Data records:
■ ■ ■ ■ ■ ■ ■
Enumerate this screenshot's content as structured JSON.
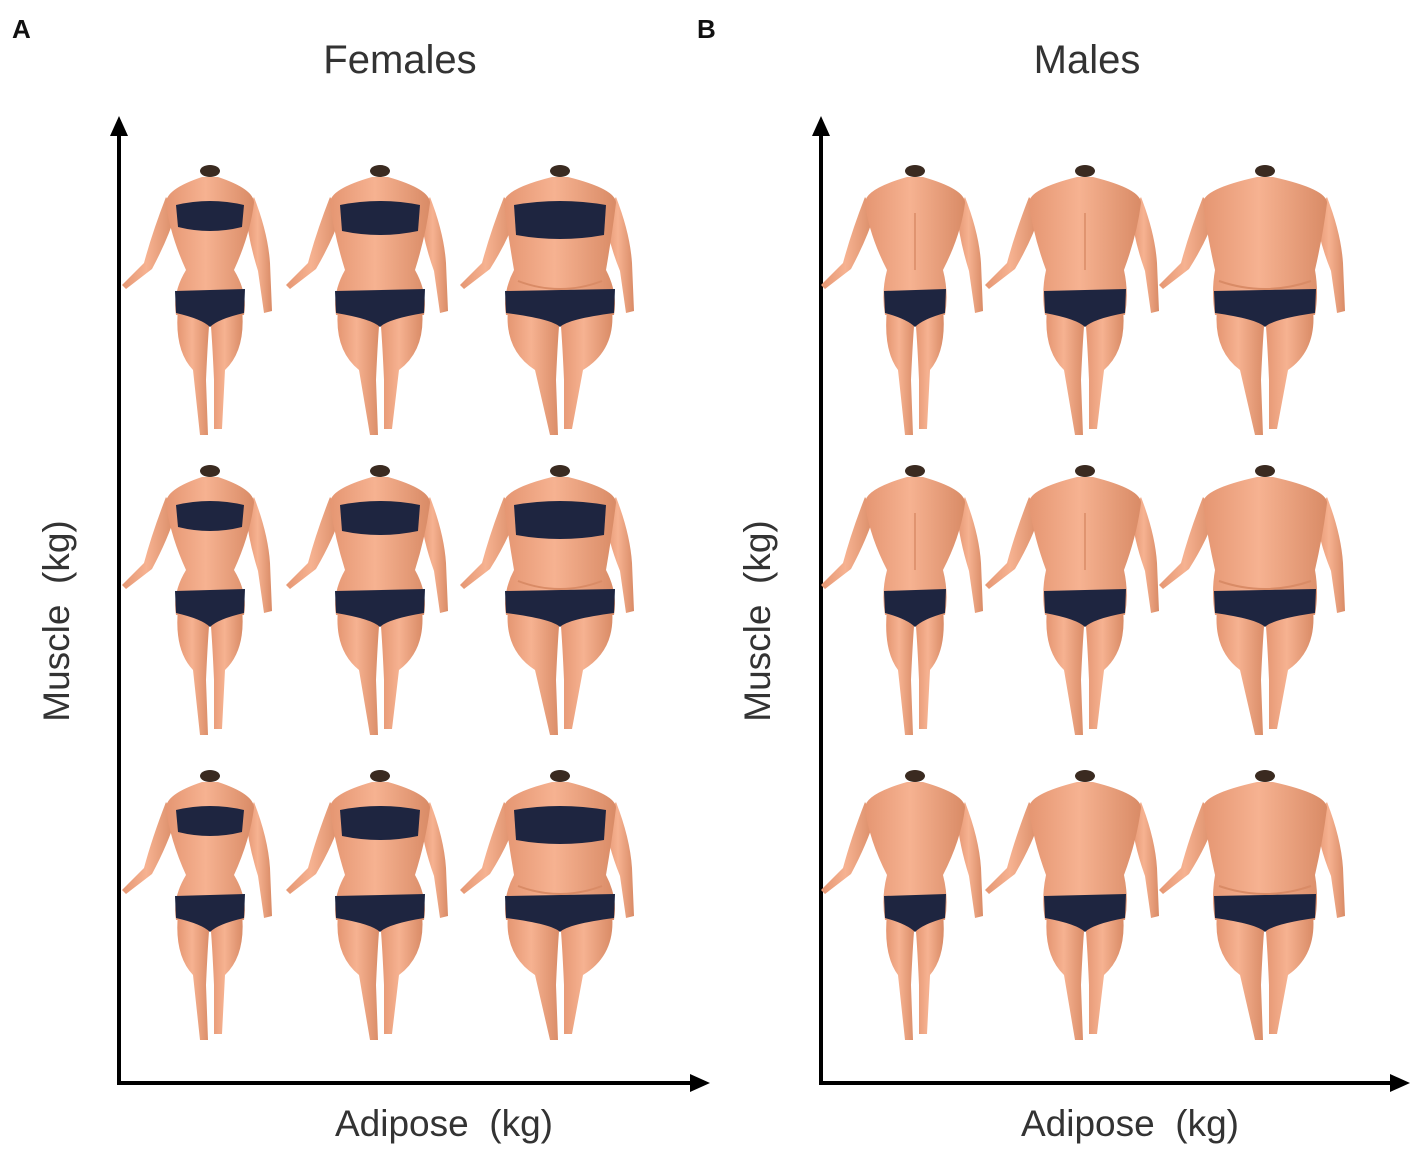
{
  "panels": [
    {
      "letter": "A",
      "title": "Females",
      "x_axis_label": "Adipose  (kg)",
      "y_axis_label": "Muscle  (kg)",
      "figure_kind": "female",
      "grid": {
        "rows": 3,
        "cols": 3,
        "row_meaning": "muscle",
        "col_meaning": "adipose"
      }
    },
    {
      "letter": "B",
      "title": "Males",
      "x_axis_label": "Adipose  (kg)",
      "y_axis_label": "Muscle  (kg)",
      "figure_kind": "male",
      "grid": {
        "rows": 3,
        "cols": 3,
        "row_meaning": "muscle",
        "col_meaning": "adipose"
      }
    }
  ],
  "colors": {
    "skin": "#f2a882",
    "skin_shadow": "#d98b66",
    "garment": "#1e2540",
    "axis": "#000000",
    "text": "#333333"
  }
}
■ ■ ■ ■ ■ ■ ■
Exclude the pictures and repeat every other part of the records word for word.

Enumerate this screenshot's content as structured JSON.
{
  "panels": [
    {
      "letter": "A",
      "title": "Females",
      "x_axis_label": "Adipose  (kg)",
      "y_axis_label": "Muscle  (kg)",
      "figure_kind": "female",
      "grid": {
        "rows": 3,
        "cols": 3,
        "row_meaning": "muscle",
        "col_meaning": "adipose"
      }
    },
    {
      "letter": "B",
      "title": "Males",
      "x_axis_label": "Adipose  (kg)",
      "y_axis_label": "Muscle  (kg)",
      "figure_kind": "male",
      "grid": {
        "rows": 3,
        "cols": 3,
        "row_meaning": "muscle",
        "col_meaning": "adipose"
      }
    }
  ],
  "colors": {
    "skin": "#f2a882",
    "skin_shadow": "#d98b66",
    "garment": "#1e2540",
    "axis": "#000000",
    "text": "#333333"
  }
}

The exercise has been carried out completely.